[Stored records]
* * * * *

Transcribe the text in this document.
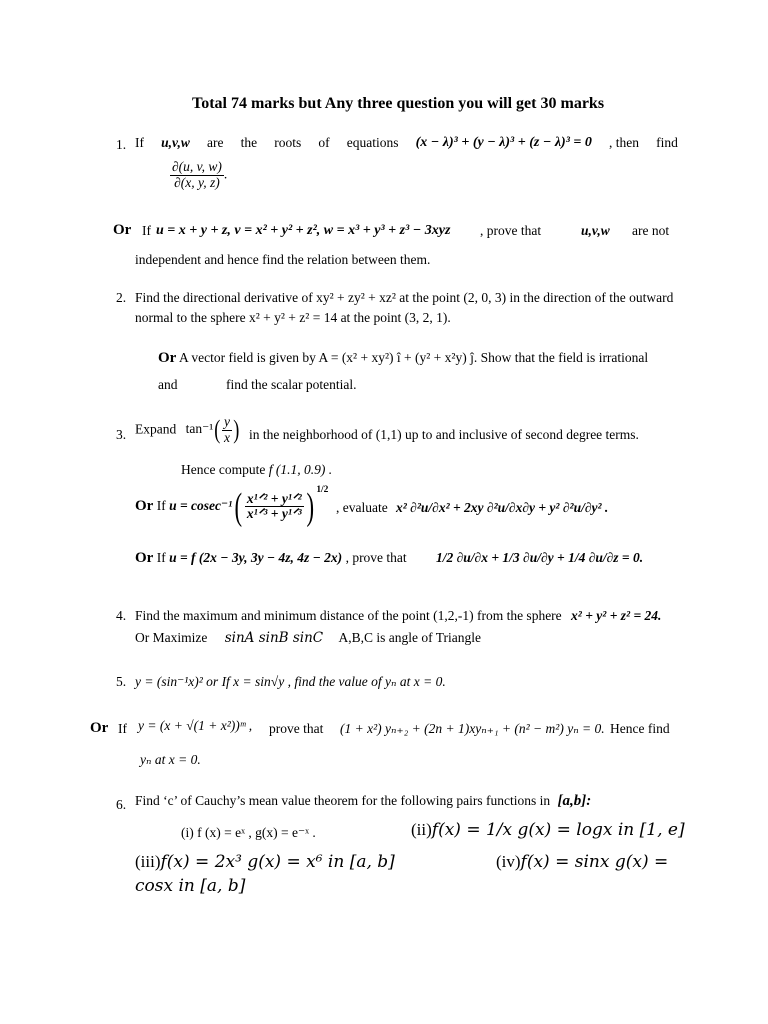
Total 74 marks but Any three question you will get 30 marks
1. If u,v,w are the roots of equations (x − λ)³ + (y − λ)³ + (z − λ)³ = 0 , then find
$\frac{\partial(u, v, w)}{\partial(x, y, z)}$ .
Or If u = x + y + z, v = x² + y² + z², w = x³ + y³ + z³ − 3xyz , prove that	u,v,w are not
independent and hence find the relation between them.
2. Find the directional derivative of xy² + zy² + xz² at the point (2, 0, 3) in the direction of the outward
normal to the sphere x² + y² + z² = 14 at the point (3, 2, 1).
Or A vector field is given by A = (x² + xy²) î + (y² + x²y) ĵ. Show that the field is irrational
and	find the scalar potential.
3. Expand $\tan^{-1}( \frac{y}{x}$ ) in the neighborhood of (1,1) up to and inclusive of second degree terms.
Hence compute f (1.1, 0.9) .
Or If $u = cosec^{-1}( \frac{\text{x¹ᐟ² + y¹ᐟ²}}{\text{x¹ᐟ³ + y¹ᐟ³}}$ ) $^{1/2}$
, evaluate x² ∂²u/∂x² + 2xy ∂²u/∂x∂y + y² ∂²u/∂y² .
Or If u = f (2x − 3y, 3y − 4z, 4z − 2x) , prove that 1/2 ∂u/∂x + 1/3 ∂u/∂y + 1/4 ∂u/∂z = 0.
4. Find the maximum and minimum distance of the point (1,2,-1) from the sphere x² + y² + z² = 24.
Or Maximize sinA sinB sinC A,B,C is angle of Triangle
5. y = (sin⁻¹x)² or If x = sin√y , find the value of yₙ at x = 0.
Or If y = (x + √(1 + x²))ᵐ , prove that (1 + x²) yₙ₊₂ + (2n + 1)xyₙ₊₁ + (n² − m²) yₙ = 0. Hence find
yₙ at x = 0.
6. Find ‘c’ of Cauchy’s mean value theorem for the following pairs functions in [a,b]:
(i) f (x) = eˣ , g(x) = e⁻ˣ .	(ii)f(x) = 1/x g(x) = logx in [1, e]
(iii)f(x) = 2x³ g(x) = x⁶ in [a, b]	(iv)f(x) = sinx g(x) =
cosx in [a, b]
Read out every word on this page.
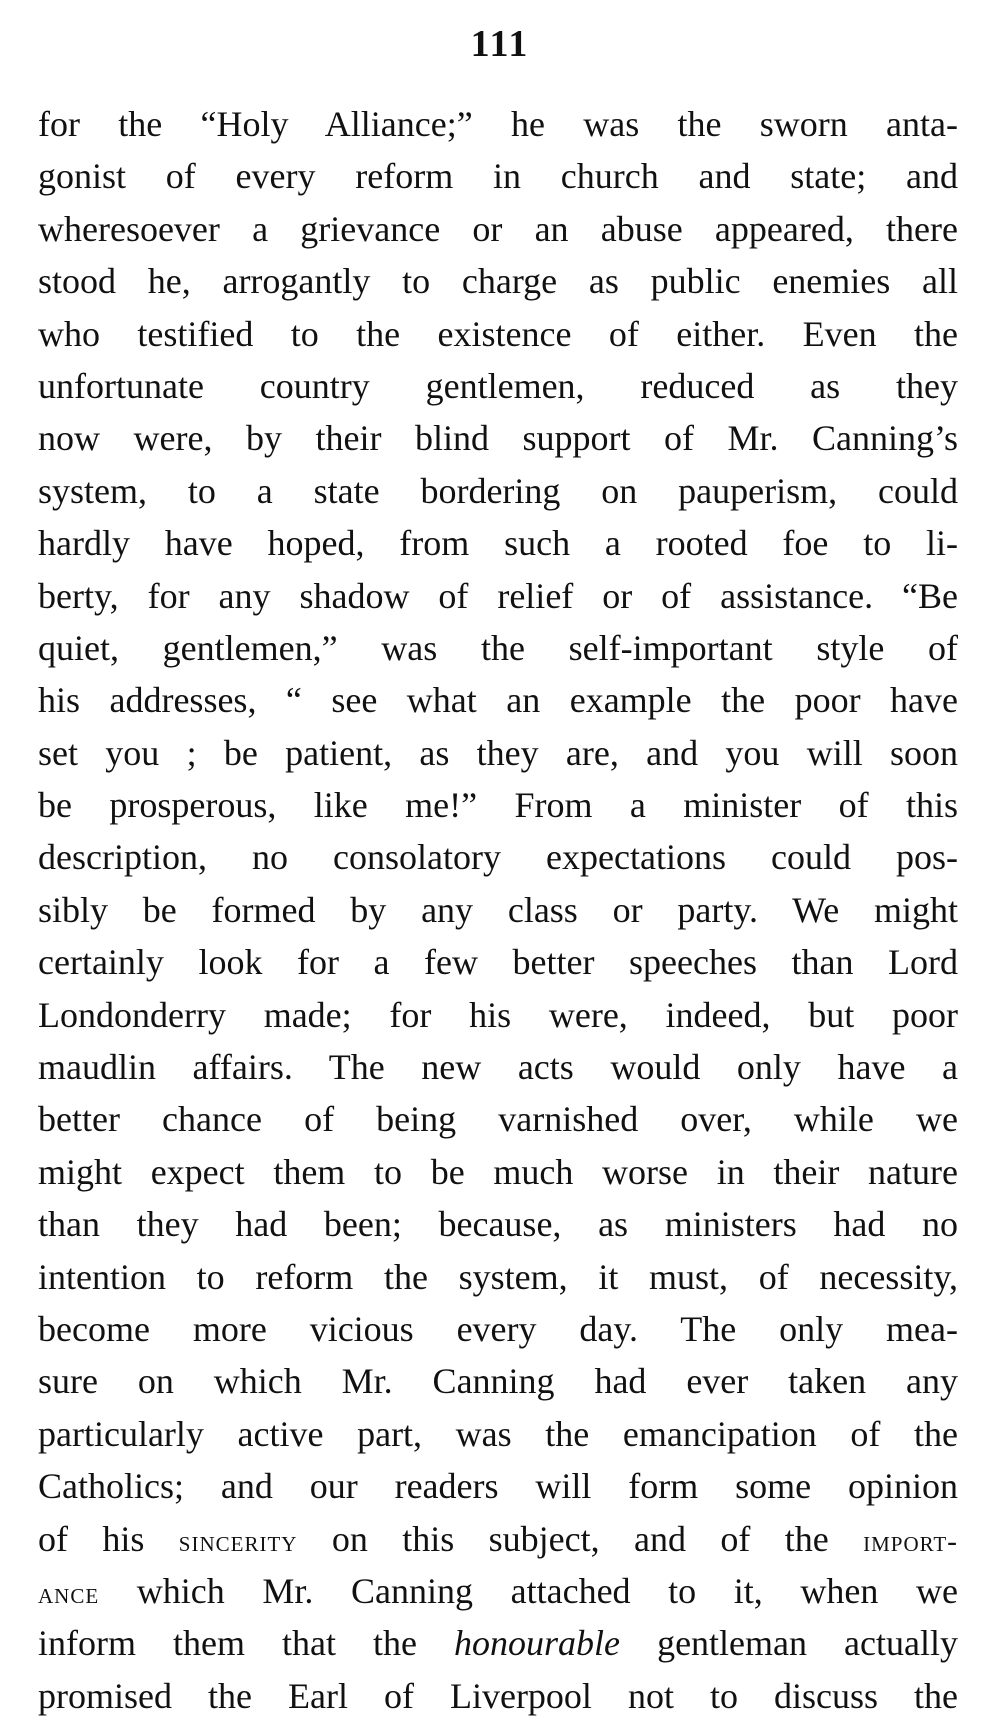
111
for the “Holy Alliance;” he was the sworn anta-
gonist of every reform in church and state; and
wheresoever a grievance or an abuse appeared, there
stood he, arrogantly to charge as public enemies all
who testified to the existence of either. Even the
unfortunate country gentlemen, reduced as they
now were, by their blind support of Mr. Canning’s
system, to a state bordering on pauperism, could
hardly have hoped, from such a rooted foe to li-
berty, for any shadow of relief or of assistance. “Be
quiet, gentlemen,” was the self-important style of
his addresses, “ see what an example the poor have
set you ; be patient, as they are, and you will soon
be prosperous, like me!” From a minister of this
description, no consolatory expectations could pos-
sibly be formed by any class or party. We might
certainly look for a few better speeches than Lord
Londonderry made; for his were, indeed, but poor
maudlin affairs. The new acts would only have a
better chance of being varnished over, while we
might expect them to be much worse in their nature
than they had been; because, as ministers had no
intention to reform the system, it must, of necessity,
become more vicious every day. The only mea-
sure on which Mr. Canning had ever taken any
particularly active part, was the emancipation of the
Catholics; and our readers will form some opinion
of his sincerity on this subject, and of the import-
ance which Mr. Canning attached to it, when we
inform them that the honourable gentleman actually
promised the Earl of Liverpool not to discuss the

* * * * *

** TASK TO CARRY OUT **
Pick out every line above that holds the word "text" and copy it.

** ANSWER TO THE PROBLEM **
Transcribe the text in this document.
Or If $u = cosec^{-1}( \frac{\text{x¹ᐟ² + y¹ᐟ²}}{\text{x¹ᐟ³ + y¹ᐟ³}}$ ) $^{1/2}$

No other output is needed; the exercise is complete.